§ Given request
Every record should be written out exactly, with the pictures left out.

=======

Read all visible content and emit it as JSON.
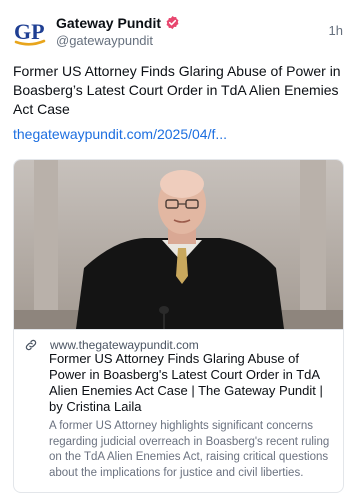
{
  "post": {
    "author_name": "Gateway Pundit",
    "author_handle": "@gatewaypundit",
    "timestamp": "1h",
    "avatar_text": "GP",
    "text": "Former US Attorney Finds Glaring Abuse of Power in Boasberg’s Latest Court Order in TdA Alien Enemies Act Case",
    "link_text": "thegatewaypundit.com/2025/04/f..."
  },
  "card": {
    "domain": "www.thegatewaypundit.com",
    "title": "Former US Attorney Finds Glaring Abuse of Power in Boasberg's Latest Court Order in TdA Alien Enemies Act Case | The Gateway Pundit | by Cristina Laila",
    "description": "A former US Attorney highlights significant concerns regarding judicial overreach in Boasberg's recent ruling on the TdA Alien Enemies Act, raising critical questions about the implications for justice and civil liberties.",
    "image_icon": "courtroom-speaker-photo"
  },
  "colors": {
    "link": "#1d6fe0",
    "avatar_blue": "#1f3f93",
    "avatar_gold": "#e8a51c",
    "verified_badge": "#e8476f",
    "secondary_text": "#66707e"
  },
  "icons": {
    "verified": "verified-badge-icon",
    "link": "link-chain-icon"
  }
}
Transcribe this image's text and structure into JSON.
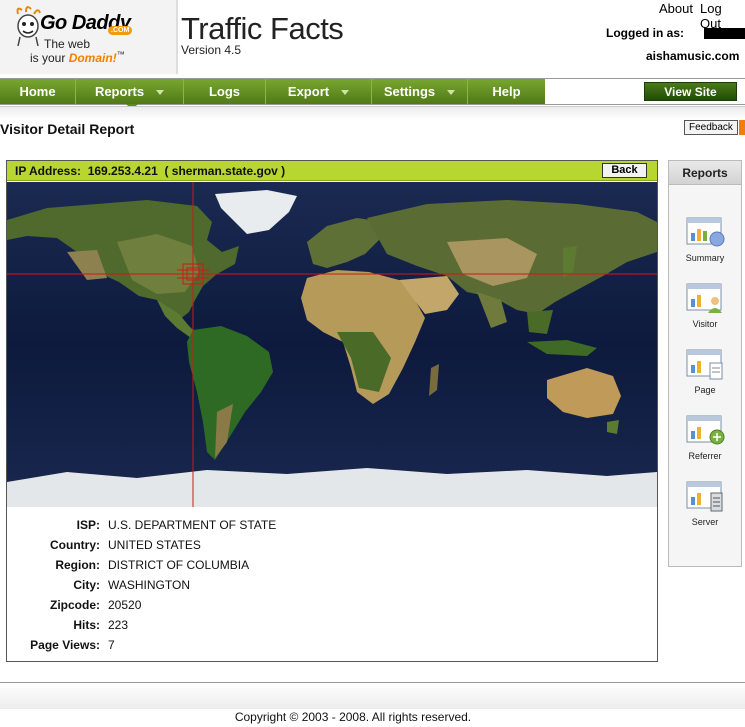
{
  "header": {
    "logo": {
      "brand": "Go Daddy",
      "com": ".COM",
      "tagline_line1": "The web",
      "tagline_line2_prefix": "is your ",
      "tagline_line2_emph": "Domain!",
      "tagline_tm": "™"
    },
    "app_title": "Traffic Facts",
    "version": "Version 4.5",
    "about_link": "About",
    "logout_link": "Log Out",
    "logged_in_label": "Logged in as:",
    "site_name": "aishamusic.com"
  },
  "nav": {
    "items": [
      {
        "label": "Home",
        "dropdown": false
      },
      {
        "label": "Reports",
        "dropdown": true
      },
      {
        "label": "Logs",
        "dropdown": false
      },
      {
        "label": "Export",
        "dropdown": true
      },
      {
        "label": "Settings",
        "dropdown": true
      },
      {
        "label": "Help",
        "dropdown": false
      }
    ],
    "view_site_button": "View Site"
  },
  "page": {
    "title": "Visitor Detail Report",
    "feedback_button": "Feedback"
  },
  "visitor": {
    "ip_label": "IP Address:",
    "ip": "169.253.4.21",
    "host": "( sherman.state.gov )",
    "back_button": "Back",
    "details": [
      {
        "label": "ISP:",
        "value": "U.S. DEPARTMENT OF STATE"
      },
      {
        "label": "Country:",
        "value": "UNITED STATES"
      },
      {
        "label": "Region:",
        "value": "DISTRICT OF COLUMBIA"
      },
      {
        "label": "City:",
        "value": "WASHINGTON"
      },
      {
        "label": "Zipcode:",
        "value": "20520"
      },
      {
        "label": "Hits:",
        "value": "223"
      },
      {
        "label": "Page Views:",
        "value": "7"
      }
    ]
  },
  "sidebar": {
    "title": "Reports",
    "items": [
      {
        "label": "Summary",
        "icon": "summary-report-icon"
      },
      {
        "label": "Visitor",
        "icon": "visitor-report-icon"
      },
      {
        "label": "Page",
        "icon": "page-report-icon"
      },
      {
        "label": "Referrer",
        "icon": "referrer-report-icon"
      },
      {
        "label": "Server",
        "icon": "server-report-icon"
      }
    ]
  },
  "footer": {
    "copyright": "Copyright © 2003 - 2008. All rights reserved."
  },
  "colors": {
    "nav_green": "#5d8a1c",
    "ip_bar": "#b7d630",
    "crosshair": "#d01818",
    "ocean": "#0f1b3a"
  }
}
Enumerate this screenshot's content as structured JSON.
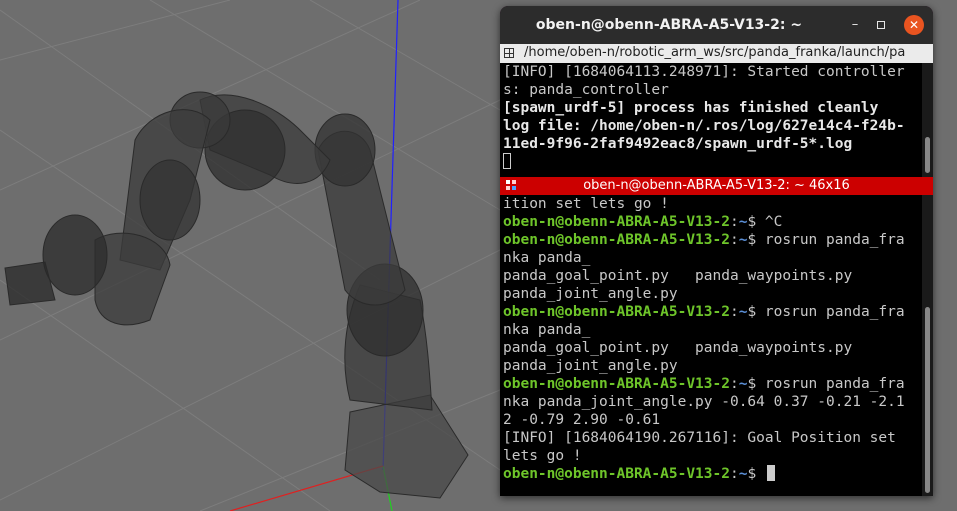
{
  "terminal": {
    "window_title": "oben-n@obenn-ABRA-A5-V13-2: ~",
    "tab_path": "/home/oben-n/robotic_arm_ws/src/panda_franka/launch/pa",
    "pane1_lines": [
      {
        "text": "[INFO] [1684064113.248971]: Started controller",
        "bold": false
      },
      {
        "text": "s: panda_controller",
        "bold": false
      },
      {
        "text": "[spawn_urdf-5] process has finished cleanly",
        "bold": true
      },
      {
        "text": "log file: /home/oben-n/.ros/log/627e14c4-f24b-",
        "bold": true
      },
      {
        "text": "11ed-9f96-2faf9492eac8/spawn_urdf-5*.log",
        "bold": true
      }
    ],
    "pane2_title": "oben-n@obenn-ABRA-A5-V13-2: ~ 46x16",
    "prompt_user": "oben-n@obenn-ABRA-A5-V13-2",
    "prompt_path": "~",
    "pane2_lines": [
      {
        "prompt": false,
        "text": "ition set lets go !"
      },
      {
        "prompt": true,
        "text": "$ ^C"
      },
      {
        "prompt": true,
        "text": "$ rosrun panda_fra"
      },
      {
        "prompt": false,
        "text": "nka panda_"
      },
      {
        "prompt": false,
        "text": "panda_goal_point.py   panda_waypoints.py"
      },
      {
        "prompt": false,
        "text": "panda_joint_angle.py"
      },
      {
        "prompt": true,
        "text": "$ rosrun panda_fra"
      },
      {
        "prompt": false,
        "text": "nka panda_"
      },
      {
        "prompt": false,
        "text": "panda_goal_point.py   panda_waypoints.py"
      },
      {
        "prompt": false,
        "text": "panda_joint_angle.py"
      },
      {
        "prompt": true,
        "text": "$ rosrun panda_fra"
      },
      {
        "prompt": false,
        "text": "nka panda_joint_angle.py -0.64 0.37 -0.21 -2.1"
      },
      {
        "prompt": false,
        "text": "2 -0.79 2.90 -0.61"
      },
      {
        "prompt": false,
        "text": "[INFO] [1684064190.267116]: Goal Position set"
      },
      {
        "prompt": false,
        "text": "lets go !"
      },
      {
        "prompt": true,
        "text": "$ ",
        "cursor": true
      }
    ]
  },
  "colors": {
    "terminal_bg": "#000000",
    "prompt_user": "#6ec52a",
    "prompt_path": "#5b8fd6",
    "pane_header": "#cc0000",
    "close_button": "#e95420",
    "sim_background": "#6e6e6e"
  },
  "icons": {
    "minimize": "minimize-icon",
    "maximize": "maximize-icon",
    "close": "close-icon",
    "terminal_split": "split-terminal-icon"
  }
}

=======

§ Answer below
Read all visible content and emit it as JSON.
{
  "post": {
    "author_name": "Gateway Pundit",
    "author_handle": "@gatewaypundit",
    "timestamp": "1h",
    "avatar_text": "GP",
    "text": "Former US Attorney Finds Glaring Abuse of Power in Boasberg’s Latest Court Order in TdA Alien Enemies Act Case",
    "link_text": "thegatewaypundit.com/2025/04/f..."
  },
  "card": {
    "domain": "www.thegatewaypundit.com",
    "title": "Former US Attorney Finds Glaring Abuse of Power in Boasberg's Latest Court Order in TdA Alien Enemies Act Case | The Gateway Pundit | by Cristina Laila",
    "description": "A former US Attorney highlights significant concerns regarding judicial overreach in Boasberg's recent ruling on the TdA Alien Enemies Act, raising critical questions about the implications for justice and civil liberties.",
    "image_icon": "courtroom-speaker-photo"
  },
  "colors": {
    "link": "#1d6fe0",
    "avatar_blue": "#1f3f93",
    "avatar_gold": "#e8a51c",
    "verified_badge": "#e8476f",
    "secondary_text": "#66707e"
  },
  "icons": {
    "verified": "verified-badge-icon",
    "link": "link-chain-icon"
  }
}
Transcribe this image's text and structure into JSON.
{
  "header": {
    "logo": {
      "brand": "Go Daddy",
      "com": ".COM",
      "tagline_line1": "The web",
      "tagline_line2_prefix": "is your ",
      "tagline_line2_emph": "Domain!",
      "tagline_tm": "™"
    },
    "app_title": "Traffic Facts",
    "version": "Version 4.5",
    "about_link": "About",
    "logout_link": "Log Out",
    "logged_in_label": "Logged in as:",
    "site_name": "aishamusic.com"
  },
  "nav": {
    "items": [
      {
        "label": "Home",
        "dropdown": false
      },
      {
        "label": "Reports",
        "dropdown": true
      },
      {
        "label": "Logs",
        "dropdown": false
      },
      {
        "label": "Export",
        "dropdown": true
      },
      {
        "label": "Settings",
        "dropdown": true
      },
      {
        "label": "Help",
        "dropdown": false
      }
    ],
    "view_site_button": "View Site"
  },
  "page": {
    "title": "Visitor Detail Report",
    "feedback_button": "Feedback"
  },
  "visitor": {
    "ip_label": "IP Address:",
    "ip": "169.253.4.21",
    "host": "( sherman.state.gov )",
    "back_button": "Back",
    "details": [
      {
        "label": "ISP:",
        "value": "U.S. DEPARTMENT OF STATE"
      },
      {
        "label": "Country:",
        "value": "UNITED STATES"
      },
      {
        "label": "Region:",
        "value": "DISTRICT OF COLUMBIA"
      },
      {
        "label": "City:",
        "value": "WASHINGTON"
      },
      {
        "label": "Zipcode:",
        "value": "20520"
      },
      {
        "label": "Hits:",
        "value": "223"
      },
      {
        "label": "Page Views:",
        "value": "7"
      }
    ]
  },
  "sidebar": {
    "title": "Reports",
    "items": [
      {
        "label": "Summary",
        "icon": "summary-report-icon"
      },
      {
        "label": "Visitor",
        "icon": "visitor-report-icon"
      },
      {
        "label": "Page",
        "icon": "page-report-icon"
      },
      {
        "label": "Referrer",
        "icon": "referrer-report-icon"
      },
      {
        "label": "Server",
        "icon": "server-report-icon"
      }
    ]
  },
  "footer": {
    "copyright": "Copyright © 2003 - 2008. All rights reserved."
  },
  "colors": {
    "nav_green": "#5d8a1c",
    "ip_bar": "#b7d630",
    "crosshair": "#d01818",
    "ocean": "#0f1b3a"
  }
}
Enumerate this screenshot's content as structured JSON.
{
  "terminal": {
    "window_title": "oben-n@obenn-ABRA-A5-V13-2: ~",
    "tab_path": "/home/oben-n/robotic_arm_ws/src/panda_franka/launch/pa",
    "pane1_lines": [
      {
        "text": "[INFO] [1684064113.248971]: Started controller",
        "bold": false
      },
      {
        "text": "s: panda_controller",
        "bold": false
      },
      {
        "text": "[spawn_urdf-5] process has finished cleanly",
        "bold": true
      },
      {
        "text": "log file: /home/oben-n/.ros/log/627e14c4-f24b-",
        "bold": true
      },
      {
        "text": "11ed-9f96-2faf9492eac8/spawn_urdf-5*.log",
        "bold": true
      }
    ],
    "pane2_title": "oben-n@obenn-ABRA-A5-V13-2: ~ 46x16",
    "prompt_user": "oben-n@obenn-ABRA-A5-V13-2",
    "prompt_path": "~",
    "pane2_lines": [
      {
        "prompt": false,
        "text": "ition set lets go !"
      },
      {
        "prompt": true,
        "text": "$ ^C"
      },
      {
        "prompt": true,
        "text": "$ rosrun panda_fra"
      },
      {
        "prompt": false,
        "text": "nka panda_"
      },
      {
        "prompt": false,
        "text": "panda_goal_point.py   panda_waypoints.py"
      },
      {
        "prompt": false,
        "text": "panda_joint_angle.py"
      },
      {
        "prompt": true,
        "text": "$ rosrun panda_fra"
      },
      {
        "prompt": false,
        "text": "nka panda_"
      },
      {
        "prompt": false,
        "text": "panda_goal_point.py   panda_waypoints.py"
      },
      {
        "prompt": false,
        "text": "panda_joint_angle.py"
      },
      {
        "prompt": true,
        "text": "$ rosrun panda_fra"
      },
      {
        "prompt": false,
        "text": "nka panda_joint_angle.py -0.64 0.37 -0.21 -2.1"
      },
      {
        "prompt": false,
        "text": "2 -0.79 2.90 -0.61"
      },
      {
        "prompt": false,
        "text": "[INFO] [1684064190.267116]: Goal Position set"
      },
      {
        "prompt": false,
        "text": "lets go !"
      },
      {
        "prompt": true,
        "text": "$ ",
        "cursor": true
      }
    ]
  },
  "colors": {
    "terminal_bg": "#000000",
    "prompt_user": "#6ec52a",
    "prompt_path": "#5b8fd6",
    "pane_header": "#cc0000",
    "close_button": "#e95420",
    "sim_background": "#6e6e6e"
  },
  "icons": {
    "minimize": "minimize-icon",
    "maximize": "maximize-icon",
    "close": "close-icon",
    "terminal_split": "split-terminal-icon"
  }
}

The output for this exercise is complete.